◆ Data extracted from a collection:
+---+

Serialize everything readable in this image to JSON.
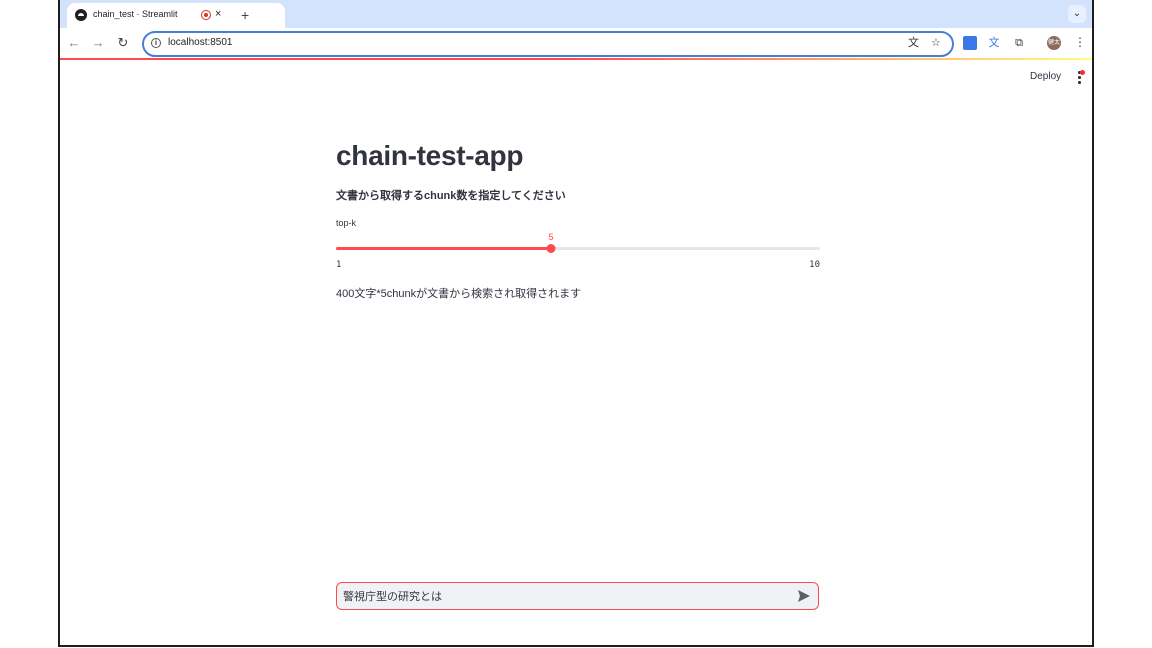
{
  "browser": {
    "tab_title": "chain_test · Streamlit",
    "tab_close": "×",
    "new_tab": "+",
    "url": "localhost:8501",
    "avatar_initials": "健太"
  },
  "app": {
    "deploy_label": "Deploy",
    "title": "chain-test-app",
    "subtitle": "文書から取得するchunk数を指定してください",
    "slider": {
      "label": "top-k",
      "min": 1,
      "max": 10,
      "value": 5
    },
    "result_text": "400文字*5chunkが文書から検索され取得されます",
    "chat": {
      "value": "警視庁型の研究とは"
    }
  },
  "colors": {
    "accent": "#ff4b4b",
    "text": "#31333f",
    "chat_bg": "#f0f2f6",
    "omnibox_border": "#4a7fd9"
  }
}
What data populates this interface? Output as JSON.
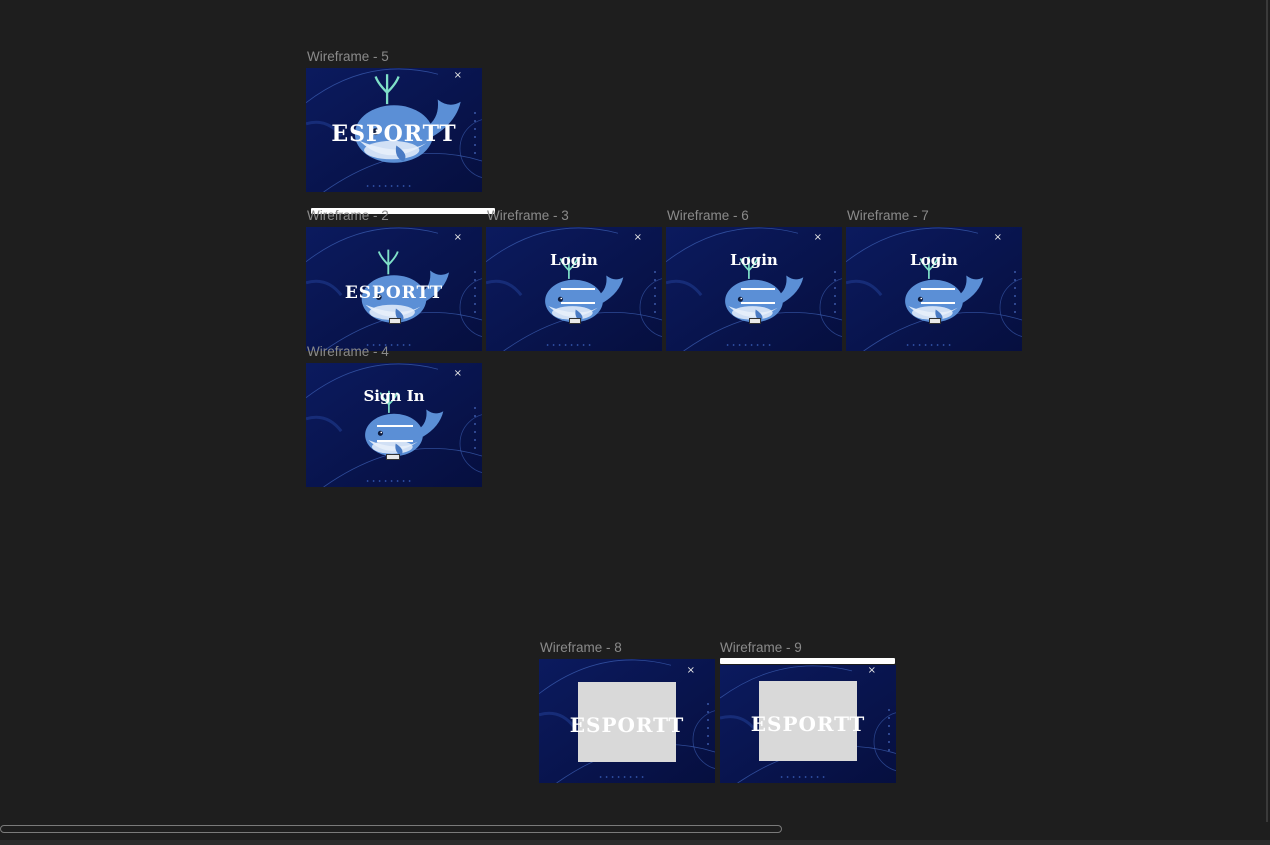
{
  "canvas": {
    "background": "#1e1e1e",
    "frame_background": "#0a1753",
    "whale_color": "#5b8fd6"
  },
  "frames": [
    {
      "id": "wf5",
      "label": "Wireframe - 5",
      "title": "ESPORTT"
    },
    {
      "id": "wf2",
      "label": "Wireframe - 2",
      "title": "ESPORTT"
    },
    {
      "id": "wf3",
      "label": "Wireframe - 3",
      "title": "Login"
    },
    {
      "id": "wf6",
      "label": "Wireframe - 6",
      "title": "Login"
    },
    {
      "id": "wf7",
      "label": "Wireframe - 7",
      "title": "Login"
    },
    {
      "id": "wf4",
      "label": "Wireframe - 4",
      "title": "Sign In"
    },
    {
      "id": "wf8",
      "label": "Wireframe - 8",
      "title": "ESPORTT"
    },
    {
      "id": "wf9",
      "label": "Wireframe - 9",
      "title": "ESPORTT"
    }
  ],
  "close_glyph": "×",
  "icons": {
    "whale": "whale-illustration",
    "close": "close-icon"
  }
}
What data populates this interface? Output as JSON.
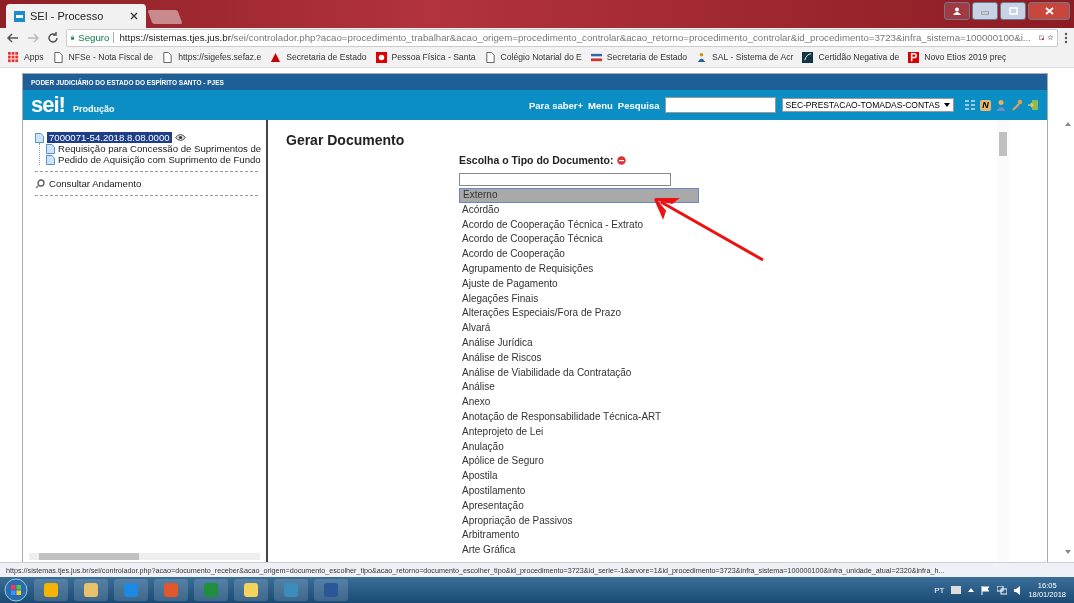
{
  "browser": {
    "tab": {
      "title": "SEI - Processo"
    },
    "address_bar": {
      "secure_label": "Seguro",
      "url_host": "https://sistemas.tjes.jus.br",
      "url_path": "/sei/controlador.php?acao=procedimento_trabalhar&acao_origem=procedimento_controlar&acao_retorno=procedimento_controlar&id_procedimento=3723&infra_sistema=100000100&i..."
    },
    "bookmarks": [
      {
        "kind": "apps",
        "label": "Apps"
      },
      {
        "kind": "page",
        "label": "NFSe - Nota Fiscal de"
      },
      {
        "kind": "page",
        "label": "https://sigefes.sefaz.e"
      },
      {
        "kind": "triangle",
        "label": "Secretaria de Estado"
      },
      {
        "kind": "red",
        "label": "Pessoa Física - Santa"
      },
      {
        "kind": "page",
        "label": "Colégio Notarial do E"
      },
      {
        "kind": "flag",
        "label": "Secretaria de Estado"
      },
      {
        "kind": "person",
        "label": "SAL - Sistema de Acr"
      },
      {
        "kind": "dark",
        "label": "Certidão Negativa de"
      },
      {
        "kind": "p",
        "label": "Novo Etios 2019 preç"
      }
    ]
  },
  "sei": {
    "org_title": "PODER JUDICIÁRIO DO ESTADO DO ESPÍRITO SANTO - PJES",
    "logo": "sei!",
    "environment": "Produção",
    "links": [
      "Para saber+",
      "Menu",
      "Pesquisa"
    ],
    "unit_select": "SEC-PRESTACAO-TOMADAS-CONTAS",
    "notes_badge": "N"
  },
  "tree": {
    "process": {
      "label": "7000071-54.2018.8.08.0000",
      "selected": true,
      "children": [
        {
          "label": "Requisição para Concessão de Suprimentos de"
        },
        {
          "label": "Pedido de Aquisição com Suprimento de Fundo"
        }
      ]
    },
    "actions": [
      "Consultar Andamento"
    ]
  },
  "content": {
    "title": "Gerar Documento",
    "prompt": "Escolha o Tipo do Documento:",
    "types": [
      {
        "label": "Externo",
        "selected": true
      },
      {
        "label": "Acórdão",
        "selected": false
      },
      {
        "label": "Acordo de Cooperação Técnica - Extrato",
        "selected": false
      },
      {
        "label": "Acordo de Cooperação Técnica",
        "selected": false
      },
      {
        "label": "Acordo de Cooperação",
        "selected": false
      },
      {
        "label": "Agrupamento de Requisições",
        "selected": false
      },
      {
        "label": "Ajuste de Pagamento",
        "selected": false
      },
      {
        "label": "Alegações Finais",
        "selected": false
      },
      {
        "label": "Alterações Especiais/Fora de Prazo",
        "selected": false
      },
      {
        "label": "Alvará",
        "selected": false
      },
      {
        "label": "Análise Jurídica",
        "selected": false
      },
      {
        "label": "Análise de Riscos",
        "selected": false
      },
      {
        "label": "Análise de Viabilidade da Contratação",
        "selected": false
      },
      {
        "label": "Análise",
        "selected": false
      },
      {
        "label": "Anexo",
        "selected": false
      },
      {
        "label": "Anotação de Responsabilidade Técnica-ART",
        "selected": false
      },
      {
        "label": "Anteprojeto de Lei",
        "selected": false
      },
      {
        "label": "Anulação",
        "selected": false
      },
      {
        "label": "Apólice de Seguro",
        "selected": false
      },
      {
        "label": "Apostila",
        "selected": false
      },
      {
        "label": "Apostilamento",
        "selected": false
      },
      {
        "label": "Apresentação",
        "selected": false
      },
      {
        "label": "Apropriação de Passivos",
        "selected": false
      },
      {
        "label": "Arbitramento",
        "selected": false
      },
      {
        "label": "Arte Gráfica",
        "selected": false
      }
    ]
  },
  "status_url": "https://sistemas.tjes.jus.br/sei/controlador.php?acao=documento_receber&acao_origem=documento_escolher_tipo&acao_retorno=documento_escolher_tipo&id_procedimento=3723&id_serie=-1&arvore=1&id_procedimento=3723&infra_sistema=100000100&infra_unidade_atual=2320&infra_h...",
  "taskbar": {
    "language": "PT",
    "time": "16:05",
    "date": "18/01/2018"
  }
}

+---+

◆ Exercise aim:
Apart from the pictures, the entries above are to be repeated in full and exactly.

◆ Task answer:
Serialize everything readable in this image to JSON.
{
  "browser": {
    "tab_title": "chain_test · Streamlit",
    "tab_close": "×",
    "new_tab": "+",
    "url": "localhost:8501",
    "avatar_initials": "健太"
  },
  "app": {
    "deploy_label": "Deploy",
    "title": "chain-test-app",
    "subtitle": "文書から取得するchunk数を指定してください",
    "slider": {
      "label": "top-k",
      "min": 1,
      "max": 10,
      "value": 5
    },
    "result_text": "400文字*5chunkが文書から検索され取得されます",
    "chat": {
      "value": "警視庁型の研究とは"
    }
  },
  "colors": {
    "accent": "#ff4b4b",
    "text": "#31333f",
    "chat_bg": "#f0f2f6",
    "omnibox_border": "#4a7fd9"
  }
}
What data populates this interface? Output as JSON.
{
  "canvas": {
    "background": "#1e1e1e",
    "frame_background": "#0a1753",
    "whale_color": "#5b8fd6"
  },
  "frames": [
    {
      "id": "wf5",
      "label": "Wireframe - 5",
      "title": "ESPORTT"
    },
    {
      "id": "wf2",
      "label": "Wireframe - 2",
      "title": "ESPORTT"
    },
    {
      "id": "wf3",
      "label": "Wireframe - 3",
      "title": "Login"
    },
    {
      "id": "wf6",
      "label": "Wireframe - 6",
      "title": "Login"
    },
    {
      "id": "wf7",
      "label": "Wireframe - 7",
      "title": "Login"
    },
    {
      "id": "wf4",
      "label": "Wireframe - 4",
      "title": "Sign In"
    },
    {
      "id": "wf8",
      "label": "Wireframe - 8",
      "title": "ESPORTT"
    },
    {
      "id": "wf9",
      "label": "Wireframe - 9",
      "title": "ESPORTT"
    }
  ],
  "close_glyph": "×",
  "icons": {
    "whale": "whale-illustration",
    "close": "close-icon"
  }
}
What data populates this interface? Output as JSON.
{
  "browser": {
    "tab": {
      "title": "SEI - Processo"
    },
    "address_bar": {
      "secure_label": "Seguro",
      "url_host": "https://sistemas.tjes.jus.br",
      "url_path": "/sei/controlador.php?acao=procedimento_trabalhar&acao_origem=procedimento_controlar&acao_retorno=procedimento_controlar&id_procedimento=3723&infra_sistema=100000100&i..."
    },
    "bookmarks": [
      {
        "kind": "apps",
        "label": "Apps"
      },
      {
        "kind": "page",
        "label": "NFSe - Nota Fiscal de"
      },
      {
        "kind": "page",
        "label": "https://sigefes.sefaz.e"
      },
      {
        "kind": "triangle",
        "label": "Secretaria de Estado"
      },
      {
        "kind": "red",
        "label": "Pessoa Física - Santa"
      },
      {
        "kind": "page",
        "label": "Colégio Notarial do E"
      },
      {
        "kind": "flag",
        "label": "Secretaria de Estado"
      },
      {
        "kind": "person",
        "label": "SAL - Sistema de Acr"
      },
      {
        "kind": "dark",
        "label": "Certidão Negativa de"
      },
      {
        "kind": "p",
        "label": "Novo Etios 2019 preç"
      }
    ]
  },
  "sei": {
    "org_title": "PODER JUDICIÁRIO DO ESTADO DO ESPÍRITO SANTO - PJES",
    "logo": "sei!",
    "environment": "Produção",
    "links": [
      "Para saber+",
      "Menu",
      "Pesquisa"
    ],
    "unit_select": "SEC-PRESTACAO-TOMADAS-CONTAS",
    "notes_badge": "N"
  },
  "tree": {
    "process": {
      "label": "7000071-54.2018.8.08.0000",
      "selected": true,
      "children": [
        {
          "label": "Requisição para Concessão de Suprimentos de"
        },
        {
          "label": "Pedido de Aquisição com Suprimento de Fundo"
        }
      ]
    },
    "actions": [
      "Consultar Andamento"
    ]
  },
  "content": {
    "title": "Gerar Documento",
    "prompt": "Escolha o Tipo do Documento:",
    "types": [
      {
        "label": "Externo",
        "selected": true
      },
      {
        "label": "Acórdão",
        "selected": false
      },
      {
        "label": "Acordo de Cooperação Técnica - Extrato",
        "selected": false
      },
      {
        "label": "Acordo de Cooperação Técnica",
        "selected": false
      },
      {
        "label": "Acordo de Cooperação",
        "selected": false
      },
      {
        "label": "Agrupamento de Requisições",
        "selected": false
      },
      {
        "label": "Ajuste de Pagamento",
        "selected": false
      },
      {
        "label": "Alegações Finais",
        "selected": false
      },
      {
        "label": "Alterações Especiais/Fora de Prazo",
        "selected": false
      },
      {
        "label": "Alvará",
        "selected": false
      },
      {
        "label": "Análise Jurídica",
        "selected": false
      },
      {
        "label": "Análise de Riscos",
        "selected": false
      },
      {
        "label": "Análise de Viabilidade da Contratação",
        "selected": false
      },
      {
        "label": "Análise",
        "selected": false
      },
      {
        "label": "Anexo",
        "selected": false
      },
      {
        "label": "Anotação de Responsabilidade Técnica-ART",
        "selected": false
      },
      {
        "label": "Anteprojeto de Lei",
        "selected": false
      },
      {
        "label": "Anulação",
        "selected": false
      },
      {
        "label": "Apólice de Seguro",
        "selected": false
      },
      {
        "label": "Apostila",
        "selected": false
      },
      {
        "label": "Apostilamento",
        "selected": false
      },
      {
        "label": "Apresentação",
        "selected": false
      },
      {
        "label": "Apropriação de Passivos",
        "selected": false
      },
      {
        "label": "Arbitramento",
        "selected": false
      },
      {
        "label": "Arte Gráfica",
        "selected": false
      }
    ]
  },
  "status_url": "https://sistemas.tjes.jus.br/sei/controlador.php?acao=documento_receber&acao_origem=documento_escolher_tipo&acao_retorno=documento_escolher_tipo&id_procedimento=3723&id_serie=-1&arvore=1&id_procedimento=3723&infra_sistema=100000100&infra_unidade_atual=2320&infra_h...",
  "taskbar": {
    "language": "PT",
    "time": "16:05",
    "date": "18/01/2018"
  }
}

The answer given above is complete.